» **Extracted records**
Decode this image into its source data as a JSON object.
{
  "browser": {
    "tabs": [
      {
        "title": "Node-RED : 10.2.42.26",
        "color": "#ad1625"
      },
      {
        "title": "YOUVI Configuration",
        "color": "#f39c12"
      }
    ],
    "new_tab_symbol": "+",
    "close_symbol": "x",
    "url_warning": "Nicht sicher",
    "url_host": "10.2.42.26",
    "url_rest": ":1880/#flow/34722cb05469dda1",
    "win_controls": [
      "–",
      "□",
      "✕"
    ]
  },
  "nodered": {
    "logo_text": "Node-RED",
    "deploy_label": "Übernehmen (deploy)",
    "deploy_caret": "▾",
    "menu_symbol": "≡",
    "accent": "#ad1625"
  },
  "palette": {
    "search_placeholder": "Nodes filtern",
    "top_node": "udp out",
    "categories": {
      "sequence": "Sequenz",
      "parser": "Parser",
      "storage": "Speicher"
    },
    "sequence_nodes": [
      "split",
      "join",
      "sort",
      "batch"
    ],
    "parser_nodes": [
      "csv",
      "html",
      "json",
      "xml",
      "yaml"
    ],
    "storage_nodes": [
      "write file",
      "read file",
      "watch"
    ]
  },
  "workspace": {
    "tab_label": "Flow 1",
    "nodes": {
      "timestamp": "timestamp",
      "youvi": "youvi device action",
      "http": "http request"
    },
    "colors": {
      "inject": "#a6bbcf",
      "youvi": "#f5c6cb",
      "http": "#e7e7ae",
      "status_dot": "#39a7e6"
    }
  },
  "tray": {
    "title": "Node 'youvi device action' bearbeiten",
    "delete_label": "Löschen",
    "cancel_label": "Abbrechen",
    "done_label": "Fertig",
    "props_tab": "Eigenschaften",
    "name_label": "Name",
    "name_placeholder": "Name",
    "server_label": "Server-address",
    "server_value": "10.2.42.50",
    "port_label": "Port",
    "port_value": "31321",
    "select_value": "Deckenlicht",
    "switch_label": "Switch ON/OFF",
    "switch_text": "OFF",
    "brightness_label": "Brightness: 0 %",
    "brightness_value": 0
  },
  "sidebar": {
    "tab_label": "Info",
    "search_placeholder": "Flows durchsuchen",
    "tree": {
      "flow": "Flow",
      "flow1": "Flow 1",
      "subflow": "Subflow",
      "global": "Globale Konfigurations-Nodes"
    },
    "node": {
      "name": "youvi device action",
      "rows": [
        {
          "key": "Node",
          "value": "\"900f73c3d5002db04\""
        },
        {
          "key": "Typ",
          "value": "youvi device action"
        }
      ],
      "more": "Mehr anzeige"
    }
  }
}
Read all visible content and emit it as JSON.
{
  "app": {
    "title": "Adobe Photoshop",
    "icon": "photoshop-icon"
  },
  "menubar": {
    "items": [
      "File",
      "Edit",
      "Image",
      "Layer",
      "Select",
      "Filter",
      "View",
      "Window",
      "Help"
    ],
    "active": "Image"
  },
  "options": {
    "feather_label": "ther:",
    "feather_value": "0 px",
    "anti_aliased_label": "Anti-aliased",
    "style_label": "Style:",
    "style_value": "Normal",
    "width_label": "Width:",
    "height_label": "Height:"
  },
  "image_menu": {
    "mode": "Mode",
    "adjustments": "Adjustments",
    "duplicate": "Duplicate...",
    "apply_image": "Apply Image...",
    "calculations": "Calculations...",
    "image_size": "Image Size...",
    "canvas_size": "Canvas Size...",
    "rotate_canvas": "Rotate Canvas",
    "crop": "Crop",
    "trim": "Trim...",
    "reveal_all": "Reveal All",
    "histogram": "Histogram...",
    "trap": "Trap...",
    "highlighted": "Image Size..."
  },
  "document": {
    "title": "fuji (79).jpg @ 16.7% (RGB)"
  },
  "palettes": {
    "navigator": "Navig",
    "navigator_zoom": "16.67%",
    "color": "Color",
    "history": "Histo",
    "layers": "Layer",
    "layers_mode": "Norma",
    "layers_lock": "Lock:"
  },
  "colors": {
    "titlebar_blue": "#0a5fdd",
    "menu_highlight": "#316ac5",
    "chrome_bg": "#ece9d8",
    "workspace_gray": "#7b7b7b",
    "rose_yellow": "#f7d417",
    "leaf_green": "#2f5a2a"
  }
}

» **DIRECTIONS FOR THIS TASK**
Return each entry from the material above exactly as it appears.

» **SOLVED EXERCISE**
Decode this image into its source data as a JSON object.
{
  "browser": {
    "tabs": [
      {
        "title": "Node-RED : 10.2.42.26",
        "color": "#ad1625"
      },
      {
        "title": "YOUVI Configuration",
        "color": "#f39c12"
      }
    ],
    "new_tab_symbol": "+",
    "close_symbol": "x",
    "url_warning": "Nicht sicher",
    "url_host": "10.2.42.26",
    "url_rest": ":1880/#flow/34722cb05469dda1",
    "win_controls": [
      "–",
      "□",
      "✕"
    ]
  },
  "nodered": {
    "logo_text": "Node-RED",
    "deploy_label": "Übernehmen (deploy)",
    "deploy_caret": "▾",
    "menu_symbol": "≡",
    "accent": "#ad1625"
  },
  "palette": {
    "search_placeholder": "Nodes filtern",
    "top_node": "udp out",
    "categories": {
      "sequence": "Sequenz",
      "parser": "Parser",
      "storage": "Speicher"
    },
    "sequence_nodes": [
      "split",
      "join",
      "sort",
      "batch"
    ],
    "parser_nodes": [
      "csv",
      "html",
      "json",
      "xml",
      "yaml"
    ],
    "storage_nodes": [
      "write file",
      "read file",
      "watch"
    ]
  },
  "workspace": {
    "tab_label": "Flow 1",
    "nodes": {
      "timestamp": "timestamp",
      "youvi": "youvi device action",
      "http": "http request"
    },
    "colors": {
      "inject": "#a6bbcf",
      "youvi": "#f5c6cb",
      "http": "#e7e7ae",
      "status_dot": "#39a7e6"
    }
  },
  "tray": {
    "title": "Node 'youvi device action' bearbeiten",
    "delete_label": "Löschen",
    "cancel_label": "Abbrechen",
    "done_label": "Fertig",
    "props_tab": "Eigenschaften",
    "name_label": "Name",
    "name_placeholder": "Name",
    "server_label": "Server-address",
    "server_value": "10.2.42.50",
    "port_label": "Port",
    "port_value": "31321",
    "select_value": "Deckenlicht",
    "switch_label": "Switch ON/OFF",
    "switch_text": "OFF",
    "brightness_label": "Brightness: 0 %",
    "brightness_value": 0
  },
  "sidebar": {
    "tab_label": "Info",
    "search_placeholder": "Flows durchsuchen",
    "tree": {
      "flow": "Flow",
      "flow1": "Flow 1",
      "subflow": "Subflow",
      "global": "Globale Konfigurations-Nodes"
    },
    "node": {
      "name": "youvi device action",
      "rows": [
        {
          "key": "Node",
          "value": "\"900f73c3d5002db04\""
        },
        {
          "key": "Typ",
          "value": "youvi device action"
        }
      ],
      "more": "Mehr anzeige"
    }
  }
}
Read all visible content and emit it as JSON.
{
  "app": {
    "title": "Adobe Photoshop",
    "icon": "photoshop-icon"
  },
  "menubar": {
    "items": [
      "File",
      "Edit",
      "Image",
      "Layer",
      "Select",
      "Filter",
      "View",
      "Window",
      "Help"
    ],
    "active": "Image"
  },
  "options": {
    "feather_label": "ther:",
    "feather_value": "0 px",
    "anti_aliased_label": "Anti-aliased",
    "style_label": "Style:",
    "style_value": "Normal",
    "width_label": "Width:",
    "height_label": "Height:"
  },
  "image_menu": {
    "mode": "Mode",
    "adjustments": "Adjustments",
    "duplicate": "Duplicate...",
    "apply_image": "Apply Image...",
    "calculations": "Calculations...",
    "image_size": "Image Size...",
    "canvas_size": "Canvas Size...",
    "rotate_canvas": "Rotate Canvas",
    "crop": "Crop",
    "trim": "Trim...",
    "reveal_all": "Reveal All",
    "histogram": "Histogram...",
    "trap": "Trap...",
    "highlighted": "Image Size..."
  },
  "document": {
    "title": "fuji (79).jpg @ 16.7% (RGB)"
  },
  "palettes": {
    "navigator": "Navig",
    "navigator_zoom": "16.67%",
    "color": "Color",
    "history": "Histo",
    "layers": "Layer",
    "layers_mode": "Norma",
    "layers_lock": "Lock:"
  },
  "colors": {
    "titlebar_blue": "#0a5fdd",
    "menu_highlight": "#316ac5",
    "chrome_bg": "#ece9d8",
    "workspace_gray": "#7b7b7b",
    "rose_yellow": "#f7d417",
    "leaf_green": "#2f5a2a"
  }
}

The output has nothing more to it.